##### Source records #####

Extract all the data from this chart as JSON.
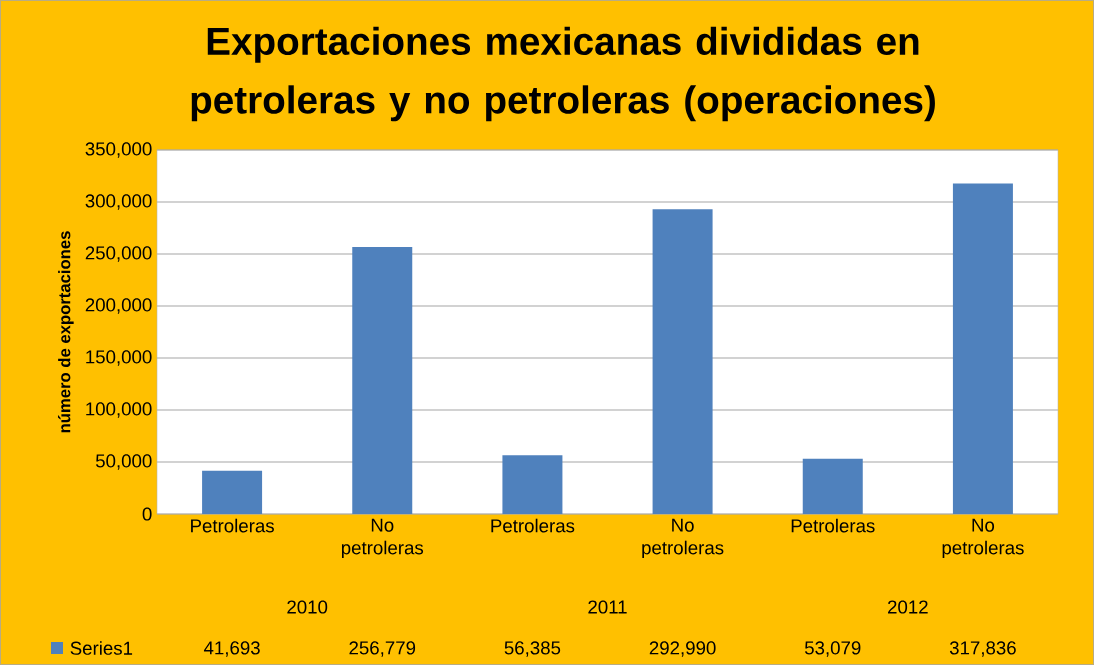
{
  "chart_data": {
    "type": "bar",
    "title": "Exportaciones mexicanas divididas en petroleras y no petroleras (operaciones)",
    "ylabel": "número de exportaciones",
    "categories": [
      "Petroleras",
      "No petroleras",
      "Petroleras",
      "No petroleras",
      "Petroleras",
      "No petroleras"
    ],
    "annotations": [
      "2010",
      "2011",
      "2012"
    ],
    "series": [
      {
        "name": "Series1",
        "color": "#4f81bd",
        "values": [
          41693,
          256779,
          56385,
          292990,
          53079,
          317836
        ],
        "value_labels": [
          "41,693",
          "256,779",
          "56,385",
          "292,990",
          "53,079",
          "317,836"
        ]
      }
    ],
    "ylim": [
      0,
      350000
    ],
    "yticks": [
      {
        "value": 0,
        "label": "0"
      },
      {
        "value": 50000,
        "label": "50,000"
      },
      {
        "value": 100000,
        "label": "100,000"
      },
      {
        "value": 150000,
        "label": "150,000"
      },
      {
        "value": 200000,
        "label": "200,000"
      },
      {
        "value": 250000,
        "label": "250,000"
      },
      {
        "value": 300000,
        "label": "300,000"
      },
      {
        "value": 350000,
        "label": "350,000"
      }
    ],
    "grid": "y",
    "legend": "bottom"
  }
}
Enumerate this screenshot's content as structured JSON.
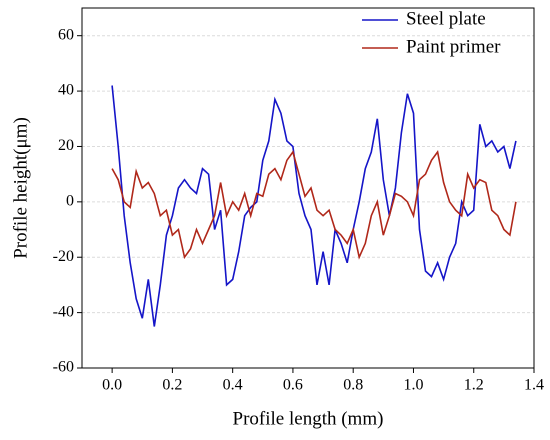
{
  "chart_data": {
    "type": "line",
    "xlabel": "Profile length (mm)",
    "ylabel": "Profile height(μm)",
    "x": [
      0,
      0.02,
      0.04,
      0.06,
      0.08,
      0.1,
      0.12,
      0.14,
      0.16,
      0.18,
      0.2,
      0.22,
      0.24,
      0.26,
      0.28,
      0.3,
      0.32,
      0.34,
      0.36,
      0.38,
      0.4,
      0.42,
      0.44,
      0.46,
      0.48,
      0.5,
      0.52,
      0.54,
      0.56,
      0.58,
      0.6,
      0.62,
      0.64,
      0.66,
      0.68,
      0.7,
      0.72,
      0.74,
      0.76,
      0.78,
      0.8,
      0.82,
      0.84,
      0.86,
      0.88,
      0.9,
      0.92,
      0.94,
      0.96,
      0.98,
      1,
      1.02,
      1.04,
      1.06,
      1.08,
      1.1,
      1.12,
      1.14,
      1.16,
      1.18,
      1.2,
      1.22,
      1.24,
      1.26,
      1.28,
      1.3,
      1.32,
      1.34
    ],
    "series": [
      {
        "name": "Steel plate",
        "color": "#1515c8",
        "values": [
          42,
          20,
          -5,
          -22,
          -35,
          -42,
          -28,
          -45,
          -30,
          -12,
          -5,
          5,
          8,
          5,
          3,
          12,
          10,
          -10,
          -3,
          -30,
          -28,
          -18,
          -5,
          -2,
          0,
          15,
          22,
          37,
          32,
          22,
          20,
          3,
          -5,
          -10,
          -30,
          -18,
          -30,
          -10,
          -15,
          -22,
          -10,
          0,
          12,
          18,
          30,
          8,
          -5,
          5,
          25,
          39,
          32,
          -10,
          -25,
          -27,
          -22,
          -28,
          -20,
          -15,
          0,
          -5,
          -3,
          28,
          20,
          22,
          18,
          20,
          12,
          22
        ]
      },
      {
        "name": "Paint primer",
        "color": "#b0281a",
        "values": [
          12,
          8,
          0,
          -2,
          11,
          5,
          7,
          3,
          -5,
          -3,
          -12,
          -10,
          -20,
          -17,
          -10,
          -15,
          -10,
          -5,
          7,
          -5,
          0,
          -3,
          3,
          -5,
          3,
          2,
          10,
          12,
          8,
          15,
          18,
          10,
          2,
          5,
          -3,
          -5,
          -3,
          -10,
          -12,
          -15,
          -10,
          -20,
          -15,
          -5,
          0,
          -12,
          -5,
          3,
          2,
          0,
          -5,
          8,
          10,
          15,
          18,
          7,
          0,
          -3,
          -5,
          10,
          5,
          8,
          7,
          -3,
          -5,
          -10,
          -12,
          0
        ]
      }
    ],
    "xlim": [
      -0.1,
      1.4
    ],
    "xticks": [
      {
        "value": 0,
        "label": "0.0"
      },
      0.2,
      0.4,
      0.6,
      0.8,
      {
        "value": 1,
        "label": "1.0"
      },
      1.2,
      1.4
    ],
    "ylim": [
      -60,
      70
    ],
    "yticks": [
      -60,
      -40,
      -20,
      0,
      20,
      40,
      60
    ],
    "grid": true,
    "legend": "top-right"
  }
}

#####

**Written exercise**
Strip out the pictures and quote the remaining data word for word.

**Answer in full**
Extract all the data from this chart as JSON.
{
  "chart_data": {
    "type": "bar",
    "title": "Exportaciones mexicanas divididas en petroleras y no petroleras (operaciones)",
    "ylabel": "número de exportaciones",
    "categories": [
      "Petroleras",
      "No petroleras",
      "Petroleras",
      "No petroleras",
      "Petroleras",
      "No petroleras"
    ],
    "annotations": [
      "2010",
      "2011",
      "2012"
    ],
    "series": [
      {
        "name": "Series1",
        "color": "#4f81bd",
        "values": [
          41693,
          256779,
          56385,
          292990,
          53079,
          317836
        ],
        "value_labels": [
          "41,693",
          "256,779",
          "56,385",
          "292,990",
          "53,079",
          "317,836"
        ]
      }
    ],
    "ylim": [
      0,
      350000
    ],
    "yticks": [
      {
        "value": 0,
        "label": "0"
      },
      {
        "value": 50000,
        "label": "50,000"
      },
      {
        "value": 100000,
        "label": "100,000"
      },
      {
        "value": 150000,
        "label": "150,000"
      },
      {
        "value": 200000,
        "label": "200,000"
      },
      {
        "value": 250000,
        "label": "250,000"
      },
      {
        "value": 300000,
        "label": "300,000"
      },
      {
        "value": 350000,
        "label": "350,000"
      }
    ],
    "grid": "y",
    "legend": "bottom"
  }
}
Enumerate this screenshot's content as structured JSON.
{
  "chart_data": {
    "type": "line",
    "xlabel": "Profile length (mm)",
    "ylabel": "Profile height(μm)",
    "x": [
      0,
      0.02,
      0.04,
      0.06,
      0.08,
      0.1,
      0.12,
      0.14,
      0.16,
      0.18,
      0.2,
      0.22,
      0.24,
      0.26,
      0.28,
      0.3,
      0.32,
      0.34,
      0.36,
      0.38,
      0.4,
      0.42,
      0.44,
      0.46,
      0.48,
      0.5,
      0.52,
      0.54,
      0.56,
      0.58,
      0.6,
      0.62,
      0.64,
      0.66,
      0.68,
      0.7,
      0.72,
      0.74,
      0.76,
      0.78,
      0.8,
      0.82,
      0.84,
      0.86,
      0.88,
      0.9,
      0.92,
      0.94,
      0.96,
      0.98,
      1,
      1.02,
      1.04,
      1.06,
      1.08,
      1.1,
      1.12,
      1.14,
      1.16,
      1.18,
      1.2,
      1.22,
      1.24,
      1.26,
      1.28,
      1.3,
      1.32,
      1.34
    ],
    "series": [
      {
        "name": "Steel plate",
        "color": "#1515c8",
        "values": [
          42,
          20,
          -5,
          -22,
          -35,
          -42,
          -28,
          -45,
          -30,
          -12,
          -5,
          5,
          8,
          5,
          3,
          12,
          10,
          -10,
          -3,
          -30,
          -28,
          -18,
          -5,
          -2,
          0,
          15,
          22,
          37,
          32,
          22,
          20,
          3,
          -5,
          -10,
          -30,
          -18,
          -30,
          -10,
          -15,
          -22,
          -10,
          0,
          12,
          18,
          30,
          8,
          -5,
          5,
          25,
          39,
          32,
          -10,
          -25,
          -27,
          -22,
          -28,
          -20,
          -15,
          0,
          -5,
          -3,
          28,
          20,
          22,
          18,
          20,
          12,
          22
        ]
      },
      {
        "name": "Paint primer",
        "color": "#b0281a",
        "values": [
          12,
          8,
          0,
          -2,
          11,
          5,
          7,
          3,
          -5,
          -3,
          -12,
          -10,
          -20,
          -17,
          -10,
          -15,
          -10,
          -5,
          7,
          -5,
          0,
          -3,
          3,
          -5,
          3,
          2,
          10,
          12,
          8,
          15,
          18,
          10,
          2,
          5,
          -3,
          -5,
          -3,
          -10,
          -12,
          -15,
          -10,
          -20,
          -15,
          -5,
          0,
          -12,
          -5,
          3,
          2,
          0,
          -5,
          8,
          10,
          15,
          18,
          7,
          0,
          -3,
          -5,
          10,
          5,
          8,
          7,
          -3,
          -5,
          -10,
          -12,
          0
        ]
      }
    ],
    "xlim": [
      -0.1,
      1.4
    ],
    "xticks": [
      {
        "value": 0,
        "label": "0.0"
      },
      0.2,
      0.4,
      0.6,
      0.8,
      {
        "value": 1,
        "label": "1.0"
      },
      1.2,
      1.4
    ],
    "ylim": [
      -60,
      70
    ],
    "yticks": [
      -60,
      -40,
      -20,
      0,
      20,
      40,
      60
    ],
    "grid": true,
    "legend": "top-right"
  }
}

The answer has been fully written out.